— start of GIVEN RECORDS —

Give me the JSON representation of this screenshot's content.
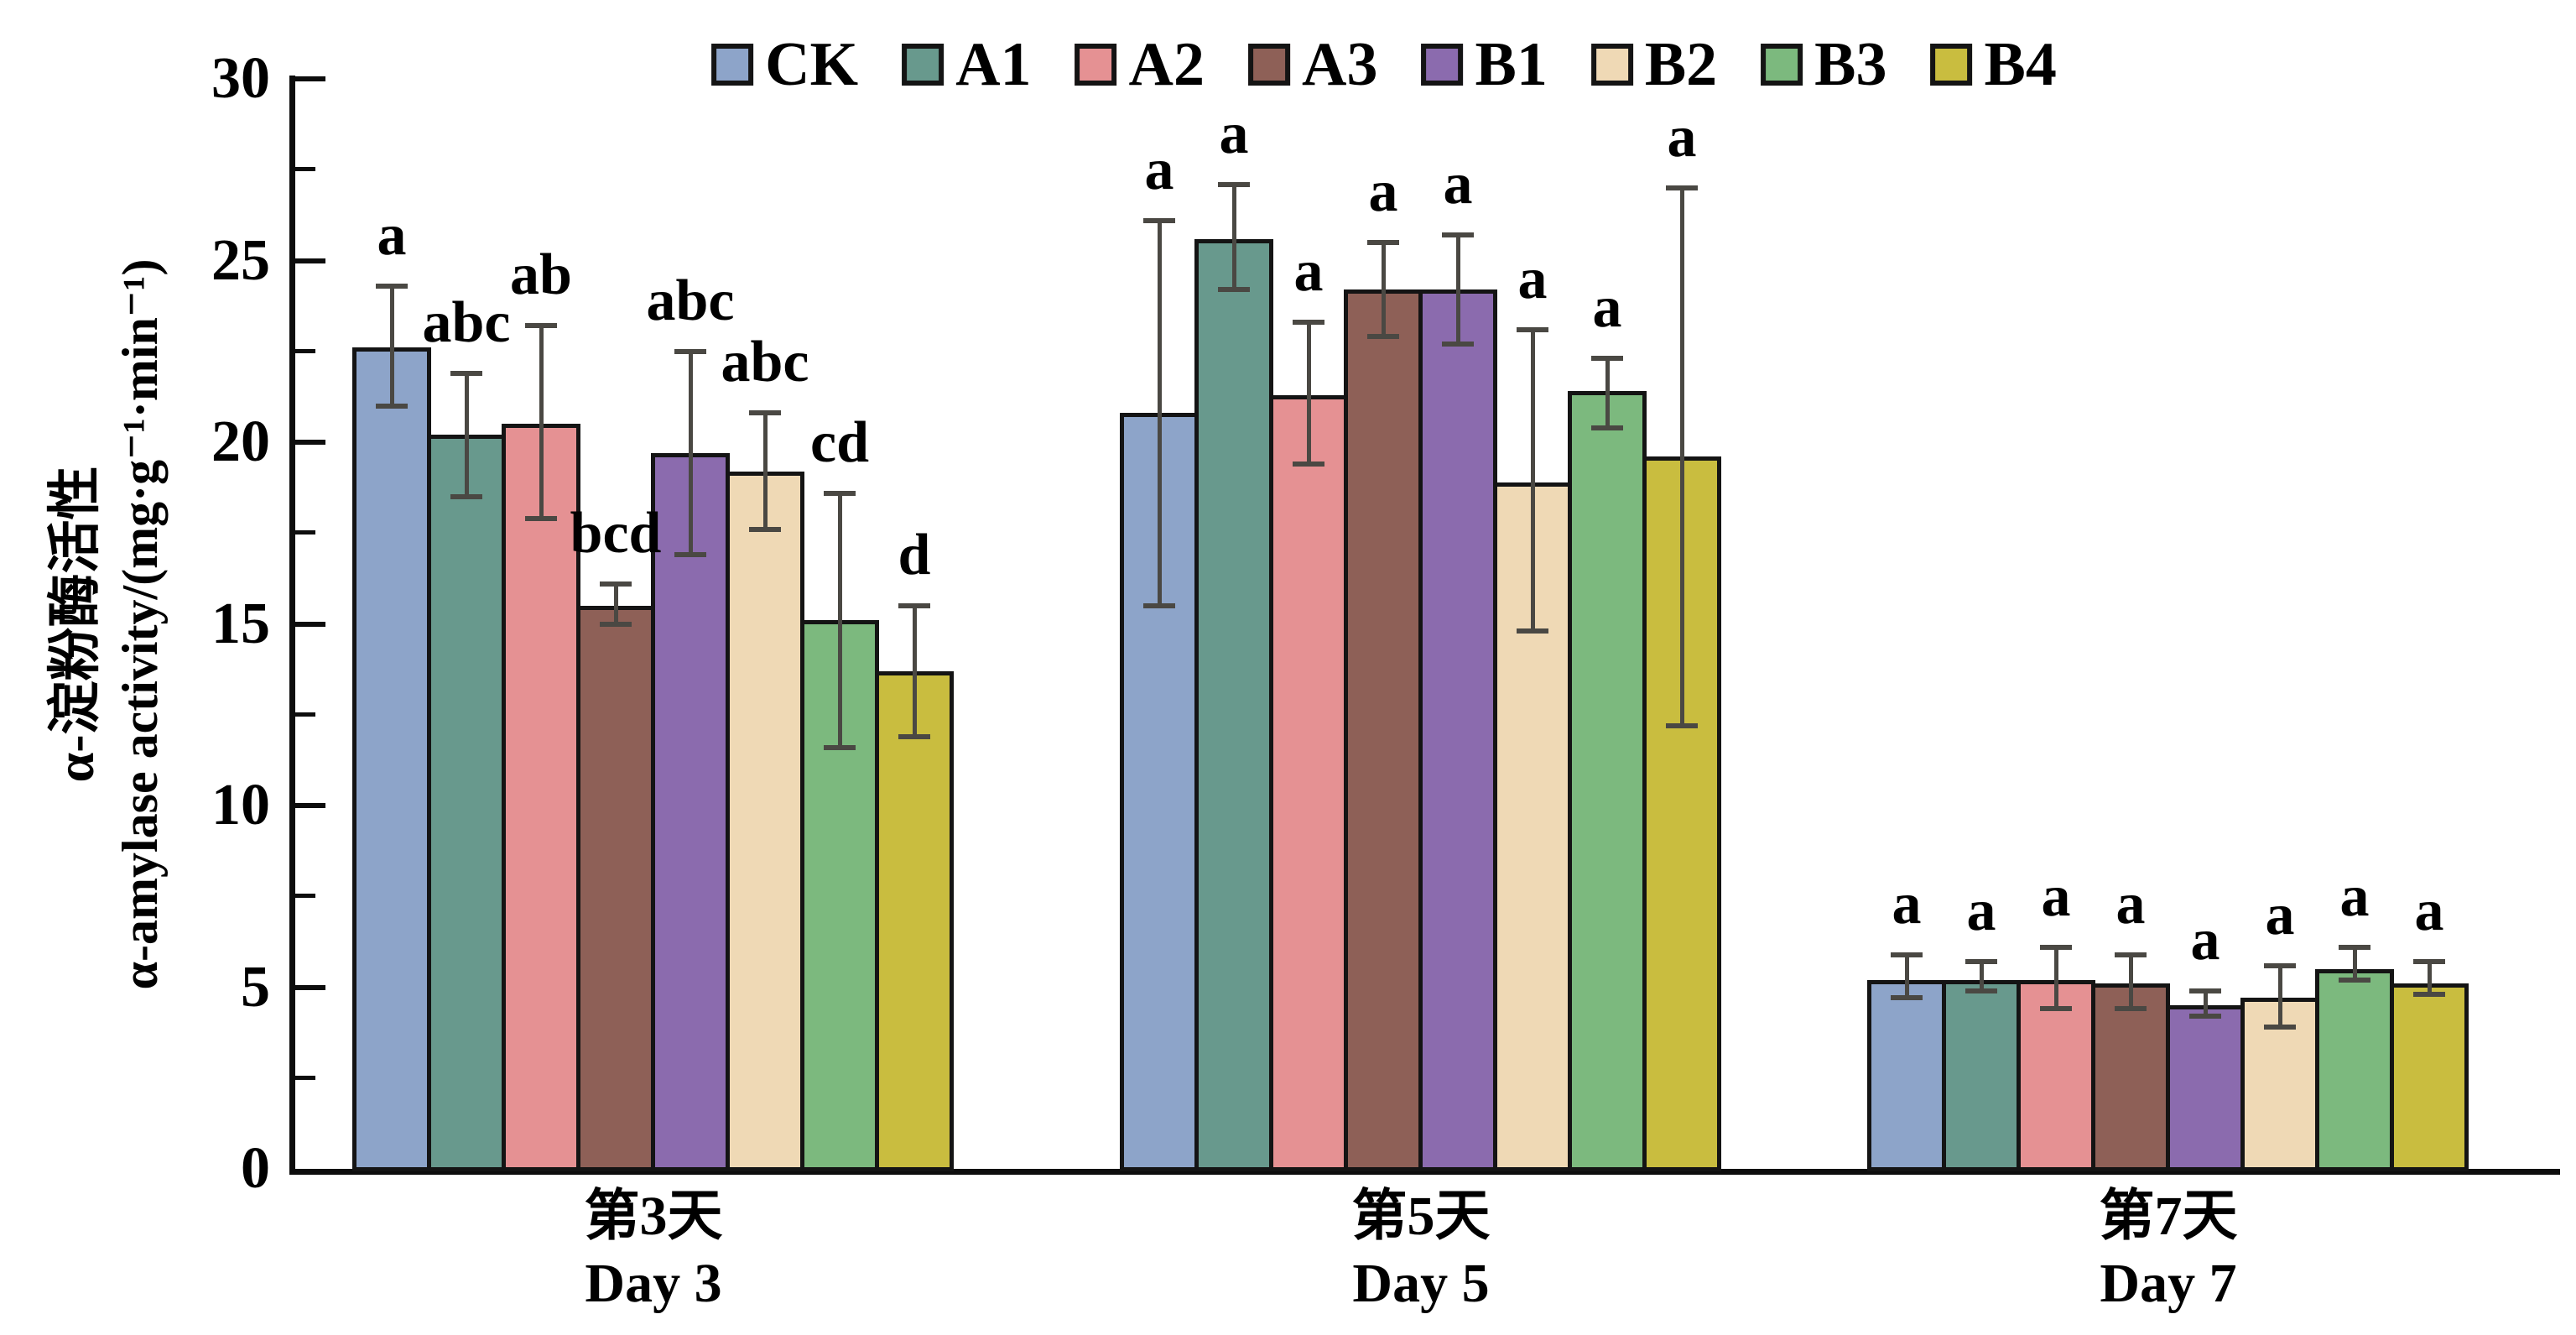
{
  "chart_data": {
    "type": "bar",
    "title": "",
    "ylabel_zh": "α-淀粉酶活性",
    "ylabel_en": "α-amylase activity/(mg·g⁻¹·min⁻¹)",
    "ylim": [
      0,
      30
    ],
    "yticks": [
      0,
      5,
      10,
      15,
      20,
      25,
      30
    ],
    "ytick_minor_step": 2.5,
    "grid": false,
    "legend_position": "top-center",
    "error_bar_color": "#4a4843",
    "bar_border_color": "#141414",
    "groups": [
      {
        "label_zh": "第3天",
        "label_en": "Day 3"
      },
      {
        "label_zh": "第5天",
        "label_en": "Day 5"
      },
      {
        "label_zh": "第7天",
        "label_en": "Day 7"
      }
    ],
    "series": [
      {
        "name": "CK",
        "color": "#8da4c9",
        "values": [
          22.6,
          20.8,
          5.2
        ],
        "err_low": [
          21.0,
          15.5,
          4.7
        ],
        "err_high": [
          24.3,
          26.1,
          5.9
        ],
        "letters": [
          "a",
          "a",
          "a"
        ]
      },
      {
        "name": "A1",
        "color": "#68998d",
        "values": [
          20.2,
          25.6,
          5.2
        ],
        "err_low": [
          18.5,
          24.2,
          4.9
        ],
        "err_high": [
          21.9,
          27.1,
          5.7
        ],
        "letters": [
          "abc",
          "a",
          "a"
        ]
      },
      {
        "name": "A2",
        "color": "#e59193",
        "values": [
          20.5,
          21.3,
          5.2
        ],
        "err_low": [
          17.9,
          19.4,
          4.4
        ],
        "err_high": [
          23.2,
          23.3,
          6.1
        ],
        "letters": [
          "ab",
          "a",
          "a"
        ]
      },
      {
        "name": "A3",
        "color": "#8e6057",
        "values": [
          15.5,
          24.2,
          5.1
        ],
        "err_low": [
          15.0,
          22.9,
          4.4
        ],
        "err_high": [
          16.1,
          25.5,
          5.9
        ],
        "letters": [
          "bcd",
          "a",
          "a"
        ]
      },
      {
        "name": "B1",
        "color": "#8b6bae",
        "values": [
          19.7,
          24.2,
          4.5
        ],
        "err_low": [
          16.9,
          22.7,
          4.2
        ],
        "err_high": [
          22.5,
          25.7,
          4.9
        ],
        "letters": [
          "abc",
          "a",
          "a"
        ]
      },
      {
        "name": "B2",
        "color": "#efd9b5",
        "values": [
          19.2,
          18.9,
          4.7
        ],
        "err_low": [
          17.6,
          14.8,
          3.9
        ],
        "err_high": [
          20.8,
          23.1,
          5.6
        ],
        "letters": [
          "abc",
          "a",
          "a"
        ]
      },
      {
        "name": "B3",
        "color": "#7cb97e",
        "values": [
          15.1,
          21.4,
          5.5
        ],
        "err_low": [
          11.6,
          20.4,
          5.2
        ],
        "err_high": [
          18.6,
          22.3,
          6.1
        ],
        "letters": [
          "cd",
          "a",
          "a"
        ]
      },
      {
        "name": "B4",
        "color": "#c9bd3f",
        "values": [
          13.7,
          19.6,
          5.1
        ],
        "err_low": [
          11.9,
          12.2,
          4.8
        ],
        "err_high": [
          15.5,
          27.0,
          5.7
        ],
        "letters": [
          "d",
          "a",
          "a"
        ]
      }
    ]
  }
}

— end of GIVEN RECORDS —

▶ _EXERCISE TASK_: Each entry above is to be written out again unchanged, apart from the pictures, which are left out.

▶ _COMPLETED EXERCISE_:
Give me the JSON representation of this screenshot's content.
{
  "chart_data": {
    "type": "bar",
    "title": "",
    "ylabel_zh": "α-淀粉酶活性",
    "ylabel_en": "α-amylase activity/(mg·g⁻¹·min⁻¹)",
    "ylim": [
      0,
      30
    ],
    "yticks": [
      0,
      5,
      10,
      15,
      20,
      25,
      30
    ],
    "ytick_minor_step": 2.5,
    "grid": false,
    "legend_position": "top-center",
    "error_bar_color": "#4a4843",
    "bar_border_color": "#141414",
    "groups": [
      {
        "label_zh": "第3天",
        "label_en": "Day 3"
      },
      {
        "label_zh": "第5天",
        "label_en": "Day 5"
      },
      {
        "label_zh": "第7天",
        "label_en": "Day 7"
      }
    ],
    "series": [
      {
        "name": "CK",
        "color": "#8da4c9",
        "values": [
          22.6,
          20.8,
          5.2
        ],
        "err_low": [
          21.0,
          15.5,
          4.7
        ],
        "err_high": [
          24.3,
          26.1,
          5.9
        ],
        "letters": [
          "a",
          "a",
          "a"
        ]
      },
      {
        "name": "A1",
        "color": "#68998d",
        "values": [
          20.2,
          25.6,
          5.2
        ],
        "err_low": [
          18.5,
          24.2,
          4.9
        ],
        "err_high": [
          21.9,
          27.1,
          5.7
        ],
        "letters": [
          "abc",
          "a",
          "a"
        ]
      },
      {
        "name": "A2",
        "color": "#e59193",
        "values": [
          20.5,
          21.3,
          5.2
        ],
        "err_low": [
          17.9,
          19.4,
          4.4
        ],
        "err_high": [
          23.2,
          23.3,
          6.1
        ],
        "letters": [
          "ab",
          "a",
          "a"
        ]
      },
      {
        "name": "A3",
        "color": "#8e6057",
        "values": [
          15.5,
          24.2,
          5.1
        ],
        "err_low": [
          15.0,
          22.9,
          4.4
        ],
        "err_high": [
          16.1,
          25.5,
          5.9
        ],
        "letters": [
          "bcd",
          "a",
          "a"
        ]
      },
      {
        "name": "B1",
        "color": "#8b6bae",
        "values": [
          19.7,
          24.2,
          4.5
        ],
        "err_low": [
          16.9,
          22.7,
          4.2
        ],
        "err_high": [
          22.5,
          25.7,
          4.9
        ],
        "letters": [
          "abc",
          "a",
          "a"
        ]
      },
      {
        "name": "B2",
        "color": "#efd9b5",
        "values": [
          19.2,
          18.9,
          4.7
        ],
        "err_low": [
          17.6,
          14.8,
          3.9
        ],
        "err_high": [
          20.8,
          23.1,
          5.6
        ],
        "letters": [
          "abc",
          "a",
          "a"
        ]
      },
      {
        "name": "B3",
        "color": "#7cb97e",
        "values": [
          15.1,
          21.4,
          5.5
        ],
        "err_low": [
          11.6,
          20.4,
          5.2
        ],
        "err_high": [
          18.6,
          22.3,
          6.1
        ],
        "letters": [
          "cd",
          "a",
          "a"
        ]
      },
      {
        "name": "B4",
        "color": "#c9bd3f",
        "values": [
          13.7,
          19.6,
          5.1
        ],
        "err_low": [
          11.9,
          12.2,
          4.8
        ],
        "err_high": [
          15.5,
          27.0,
          5.7
        ],
        "letters": [
          "d",
          "a",
          "a"
        ]
      }
    ]
  }
}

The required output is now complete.